§ **What you need to do**
Repeat the lines that follow, leaving nothing out.

(Dataset records)
####
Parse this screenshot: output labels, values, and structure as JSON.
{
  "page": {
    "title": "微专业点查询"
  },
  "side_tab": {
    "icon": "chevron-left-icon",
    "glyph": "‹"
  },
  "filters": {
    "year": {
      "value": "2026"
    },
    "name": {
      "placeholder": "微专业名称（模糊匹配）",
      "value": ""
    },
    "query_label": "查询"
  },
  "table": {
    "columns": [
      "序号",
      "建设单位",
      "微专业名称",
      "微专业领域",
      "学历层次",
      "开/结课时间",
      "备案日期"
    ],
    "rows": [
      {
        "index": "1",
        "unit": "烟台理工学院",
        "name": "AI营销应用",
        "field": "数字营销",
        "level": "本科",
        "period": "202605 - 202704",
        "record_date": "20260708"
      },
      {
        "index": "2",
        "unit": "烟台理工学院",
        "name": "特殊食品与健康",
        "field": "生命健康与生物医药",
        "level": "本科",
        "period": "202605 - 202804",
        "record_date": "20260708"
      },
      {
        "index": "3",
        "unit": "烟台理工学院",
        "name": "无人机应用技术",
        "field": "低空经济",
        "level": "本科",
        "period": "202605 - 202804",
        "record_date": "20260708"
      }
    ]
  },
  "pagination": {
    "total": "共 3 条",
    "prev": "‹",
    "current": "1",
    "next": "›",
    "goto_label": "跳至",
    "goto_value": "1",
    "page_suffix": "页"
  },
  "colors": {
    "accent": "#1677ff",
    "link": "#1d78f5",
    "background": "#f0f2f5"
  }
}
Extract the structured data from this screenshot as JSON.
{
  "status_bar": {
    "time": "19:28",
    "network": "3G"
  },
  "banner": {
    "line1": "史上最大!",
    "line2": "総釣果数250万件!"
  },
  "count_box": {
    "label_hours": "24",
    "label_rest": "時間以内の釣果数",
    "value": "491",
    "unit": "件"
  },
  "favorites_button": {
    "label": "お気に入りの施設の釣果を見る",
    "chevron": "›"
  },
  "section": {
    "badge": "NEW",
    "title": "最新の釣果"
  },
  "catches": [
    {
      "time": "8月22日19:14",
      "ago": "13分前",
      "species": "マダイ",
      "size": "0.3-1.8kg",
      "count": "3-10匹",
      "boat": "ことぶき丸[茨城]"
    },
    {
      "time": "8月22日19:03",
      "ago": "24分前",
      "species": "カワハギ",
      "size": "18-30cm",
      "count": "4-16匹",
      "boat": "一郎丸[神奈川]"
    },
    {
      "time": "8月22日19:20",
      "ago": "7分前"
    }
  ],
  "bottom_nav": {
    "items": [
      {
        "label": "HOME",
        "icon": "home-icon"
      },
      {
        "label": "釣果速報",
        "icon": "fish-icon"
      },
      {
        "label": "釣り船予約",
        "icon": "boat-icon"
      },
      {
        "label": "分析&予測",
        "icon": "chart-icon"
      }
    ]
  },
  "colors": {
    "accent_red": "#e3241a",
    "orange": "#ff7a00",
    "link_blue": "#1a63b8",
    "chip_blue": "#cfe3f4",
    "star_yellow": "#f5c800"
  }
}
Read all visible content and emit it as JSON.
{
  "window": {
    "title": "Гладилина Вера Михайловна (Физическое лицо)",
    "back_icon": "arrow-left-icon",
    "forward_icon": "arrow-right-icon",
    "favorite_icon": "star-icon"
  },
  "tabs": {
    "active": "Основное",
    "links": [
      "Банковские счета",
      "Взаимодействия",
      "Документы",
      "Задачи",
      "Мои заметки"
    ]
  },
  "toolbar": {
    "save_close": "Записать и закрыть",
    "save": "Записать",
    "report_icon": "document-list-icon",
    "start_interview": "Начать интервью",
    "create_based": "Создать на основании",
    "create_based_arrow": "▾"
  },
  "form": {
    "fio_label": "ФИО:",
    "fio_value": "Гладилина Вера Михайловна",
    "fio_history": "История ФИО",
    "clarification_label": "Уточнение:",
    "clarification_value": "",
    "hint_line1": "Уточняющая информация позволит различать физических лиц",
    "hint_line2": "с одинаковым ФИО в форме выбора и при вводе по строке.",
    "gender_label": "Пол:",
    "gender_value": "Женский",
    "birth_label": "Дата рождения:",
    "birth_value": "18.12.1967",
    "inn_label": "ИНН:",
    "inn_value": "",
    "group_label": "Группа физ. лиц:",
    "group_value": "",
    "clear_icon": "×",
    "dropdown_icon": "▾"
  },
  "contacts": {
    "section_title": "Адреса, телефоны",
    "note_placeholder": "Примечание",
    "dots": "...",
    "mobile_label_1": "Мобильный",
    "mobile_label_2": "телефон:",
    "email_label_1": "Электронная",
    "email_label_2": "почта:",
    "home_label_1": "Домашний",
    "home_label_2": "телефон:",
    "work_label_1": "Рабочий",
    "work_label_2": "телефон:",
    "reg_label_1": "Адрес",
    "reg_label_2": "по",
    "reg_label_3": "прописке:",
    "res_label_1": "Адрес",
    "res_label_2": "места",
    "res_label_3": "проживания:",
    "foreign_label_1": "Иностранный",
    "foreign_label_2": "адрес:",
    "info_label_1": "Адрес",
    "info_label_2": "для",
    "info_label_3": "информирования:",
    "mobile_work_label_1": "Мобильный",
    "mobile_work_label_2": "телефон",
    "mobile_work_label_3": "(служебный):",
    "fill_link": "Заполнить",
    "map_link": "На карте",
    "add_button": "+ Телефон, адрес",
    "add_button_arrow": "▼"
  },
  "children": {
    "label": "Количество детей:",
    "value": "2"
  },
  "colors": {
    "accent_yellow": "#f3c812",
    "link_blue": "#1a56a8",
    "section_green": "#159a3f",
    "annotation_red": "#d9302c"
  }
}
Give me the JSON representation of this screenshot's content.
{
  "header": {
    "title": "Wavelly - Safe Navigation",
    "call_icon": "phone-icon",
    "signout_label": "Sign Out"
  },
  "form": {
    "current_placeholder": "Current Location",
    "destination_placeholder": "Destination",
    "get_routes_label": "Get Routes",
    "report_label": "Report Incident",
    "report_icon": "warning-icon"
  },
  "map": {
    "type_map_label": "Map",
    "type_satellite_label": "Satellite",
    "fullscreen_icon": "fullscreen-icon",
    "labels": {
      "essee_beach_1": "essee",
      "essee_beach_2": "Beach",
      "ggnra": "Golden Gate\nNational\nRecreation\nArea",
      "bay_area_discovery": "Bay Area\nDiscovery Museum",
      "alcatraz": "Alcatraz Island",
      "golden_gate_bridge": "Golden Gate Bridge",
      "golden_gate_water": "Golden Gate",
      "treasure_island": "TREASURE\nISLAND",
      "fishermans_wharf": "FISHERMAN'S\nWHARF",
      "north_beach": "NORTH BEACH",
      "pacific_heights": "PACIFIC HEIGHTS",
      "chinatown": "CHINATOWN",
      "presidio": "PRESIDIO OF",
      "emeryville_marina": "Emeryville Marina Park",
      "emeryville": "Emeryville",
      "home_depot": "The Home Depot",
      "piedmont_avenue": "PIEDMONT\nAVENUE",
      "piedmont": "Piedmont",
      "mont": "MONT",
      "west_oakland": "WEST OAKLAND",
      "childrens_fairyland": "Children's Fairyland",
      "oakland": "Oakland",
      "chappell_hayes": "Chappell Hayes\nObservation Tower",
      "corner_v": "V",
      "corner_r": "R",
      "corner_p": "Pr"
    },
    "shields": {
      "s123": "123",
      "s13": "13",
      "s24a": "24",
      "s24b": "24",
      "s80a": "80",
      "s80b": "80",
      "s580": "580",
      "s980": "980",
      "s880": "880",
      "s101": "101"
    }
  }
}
####
§ **Completed exercise**
Parse this screenshot: output labels, values, and structure as JSON.
{
  "page": {
    "title": "微专业点查询"
  },
  "side_tab": {
    "icon": "chevron-left-icon",
    "glyph": "‹"
  },
  "filters": {
    "year": {
      "value": "2026"
    },
    "name": {
      "placeholder": "微专业名称（模糊匹配）",
      "value": ""
    },
    "query_label": "查询"
  },
  "table": {
    "columns": [
      "序号",
      "建设单位",
      "微专业名称",
      "微专业领域",
      "学历层次",
      "开/结课时间",
      "备案日期"
    ],
    "rows": [
      {
        "index": "1",
        "unit": "烟台理工学院",
        "name": "AI营销应用",
        "field": "数字营销",
        "level": "本科",
        "period": "202605 - 202704",
        "record_date": "20260708"
      },
      {
        "index": "2",
        "unit": "烟台理工学院",
        "name": "特殊食品与健康",
        "field": "生命健康与生物医药",
        "level": "本科",
        "period": "202605 - 202804",
        "record_date": "20260708"
      },
      {
        "index": "3",
        "unit": "烟台理工学院",
        "name": "无人机应用技术",
        "field": "低空经济",
        "level": "本科",
        "period": "202605 - 202804",
        "record_date": "20260708"
      }
    ]
  },
  "pagination": {
    "total": "共 3 条",
    "prev": "‹",
    "current": "1",
    "next": "›",
    "goto_label": "跳至",
    "goto_value": "1",
    "page_suffix": "页"
  },
  "colors": {
    "accent": "#1677ff",
    "link": "#1d78f5",
    "background": "#f0f2f5"
  }
}
Extract the structured data from this screenshot as JSON.
{
  "status_bar": {
    "time": "19:28",
    "network": "3G"
  },
  "banner": {
    "line1": "史上最大!",
    "line2": "総釣果数250万件!"
  },
  "count_box": {
    "label_hours": "24",
    "label_rest": "時間以内の釣果数",
    "value": "491",
    "unit": "件"
  },
  "favorites_button": {
    "label": "お気に入りの施設の釣果を見る",
    "chevron": "›"
  },
  "section": {
    "badge": "NEW",
    "title": "最新の釣果"
  },
  "catches": [
    {
      "time": "8月22日19:14",
      "ago": "13分前",
      "species": "マダイ",
      "size": "0.3-1.8kg",
      "count": "3-10匹",
      "boat": "ことぶき丸[茨城]"
    },
    {
      "time": "8月22日19:03",
      "ago": "24分前",
      "species": "カワハギ",
      "size": "18-30cm",
      "count": "4-16匹",
      "boat": "一郎丸[神奈川]"
    },
    {
      "time": "8月22日19:20",
      "ago": "7分前"
    }
  ],
  "bottom_nav": {
    "items": [
      {
        "label": "HOME",
        "icon": "home-icon"
      },
      {
        "label": "釣果速報",
        "icon": "fish-icon"
      },
      {
        "label": "釣り船予約",
        "icon": "boat-icon"
      },
      {
        "label": "分析&予測",
        "icon": "chart-icon"
      }
    ]
  },
  "colors": {
    "accent_red": "#e3241a",
    "orange": "#ff7a00",
    "link_blue": "#1a63b8",
    "chip_blue": "#cfe3f4",
    "star_yellow": "#f5c800"
  }
}
Read all visible content and emit it as JSON.
{
  "window": {
    "title": "Гладилина Вера Михайловна (Физическое лицо)",
    "back_icon": "arrow-left-icon",
    "forward_icon": "arrow-right-icon",
    "favorite_icon": "star-icon"
  },
  "tabs": {
    "active": "Основное",
    "links": [
      "Банковские счета",
      "Взаимодействия",
      "Документы",
      "Задачи",
      "Мои заметки"
    ]
  },
  "toolbar": {
    "save_close": "Записать и закрыть",
    "save": "Записать",
    "report_icon": "document-list-icon",
    "start_interview": "Начать интервью",
    "create_based": "Создать на основании",
    "create_based_arrow": "▾"
  },
  "form": {
    "fio_label": "ФИО:",
    "fio_value": "Гладилина Вера Михайловна",
    "fio_history": "История ФИО",
    "clarification_label": "Уточнение:",
    "clarification_value": "",
    "hint_line1": "Уточняющая информация позволит различать физических лиц",
    "hint_line2": "с одинаковым ФИО в форме выбора и при вводе по строке.",
    "gender_label": "Пол:",
    "gender_value": "Женский",
    "birth_label": "Дата рождения:",
    "birth_value": "18.12.1967",
    "inn_label": "ИНН:",
    "inn_value": "",
    "group_label": "Группа физ. лиц:",
    "group_value": "",
    "clear_icon": "×",
    "dropdown_icon": "▾"
  },
  "contacts": {
    "section_title": "Адреса, телефоны",
    "note_placeholder": "Примечание",
    "dots": "...",
    "mobile_label_1": "Мобильный",
    "mobile_label_2": "телефон:",
    "email_label_1": "Электронная",
    "email_label_2": "почта:",
    "home_label_1": "Домашний",
    "home_label_2": "телефон:",
    "work_label_1": "Рабочий",
    "work_label_2": "телефон:",
    "reg_label_1": "Адрес",
    "reg_label_2": "по",
    "reg_label_3": "прописке:",
    "res_label_1": "Адрес",
    "res_label_2": "места",
    "res_label_3": "проживания:",
    "foreign_label_1": "Иностранный",
    "foreign_label_2": "адрес:",
    "info_label_1": "Адрес",
    "info_label_2": "для",
    "info_label_3": "информирования:",
    "mobile_work_label_1": "Мобильный",
    "mobile_work_label_2": "телефон",
    "mobile_work_label_3": "(служебный):",
    "fill_link": "Заполнить",
    "map_link": "На карте",
    "add_button": "+ Телефон, адрес",
    "add_button_arrow": "▼"
  },
  "children": {
    "label": "Количество детей:",
    "value": "2"
  },
  "colors": {
    "accent_yellow": "#f3c812",
    "link_blue": "#1a56a8",
    "section_green": "#159a3f",
    "annotation_red": "#d9302c"
  }
}
Give me the JSON representation of this screenshot's content.
{
  "header": {
    "title": "Wavelly - Safe Navigation",
    "call_icon": "phone-icon",
    "signout_label": "Sign Out"
  },
  "form": {
    "current_placeholder": "Current Location",
    "destination_placeholder": "Destination",
    "get_routes_label": "Get Routes",
    "report_label": "Report Incident",
    "report_icon": "warning-icon"
  },
  "map": {
    "type_map_label": "Map",
    "type_satellite_label": "Satellite",
    "fullscreen_icon": "fullscreen-icon",
    "labels": {
      "essee_beach_1": "essee",
      "essee_beach_2": "Beach",
      "ggnra": "Golden Gate\nNational\nRecreation\nArea",
      "bay_area_discovery": "Bay Area\nDiscovery Museum",
      "alcatraz": "Alcatraz Island",
      "golden_gate_bridge": "Golden Gate Bridge",
      "golden_gate_water": "Golden Gate",
      "treasure_island": "TREASURE\nISLAND",
      "fishermans_wharf": "FISHERMAN'S\nWHARF",
      "north_beach": "NORTH BEACH",
      "pacific_heights": "PACIFIC HEIGHTS",
      "chinatown": "CHINATOWN",
      "presidio": "PRESIDIO OF",
      "emeryville_marina": "Emeryville Marina Park",
      "emeryville": "Emeryville",
      "home_depot": "The Home Depot",
      "piedmont_avenue": "PIEDMONT\nAVENUE",
      "piedmont": "Piedmont",
      "mont": "MONT",
      "west_oakland": "WEST OAKLAND",
      "childrens_fairyland": "Children's Fairyland",
      "oakland": "Oakland",
      "chappell_hayes": "Chappell Hayes\nObservation Tower",
      "corner_v": "V",
      "corner_r": "R",
      "corner_p": "Pr"
    },
    "shields": {
      "s123": "123",
      "s13": "13",
      "s24a": "24",
      "s24b": "24",
      "s80a": "80",
      "s80b": "80",
      "s580": "580",
      "s980": "980",
      "s880": "880",
      "s101": "101"
    }
  }
}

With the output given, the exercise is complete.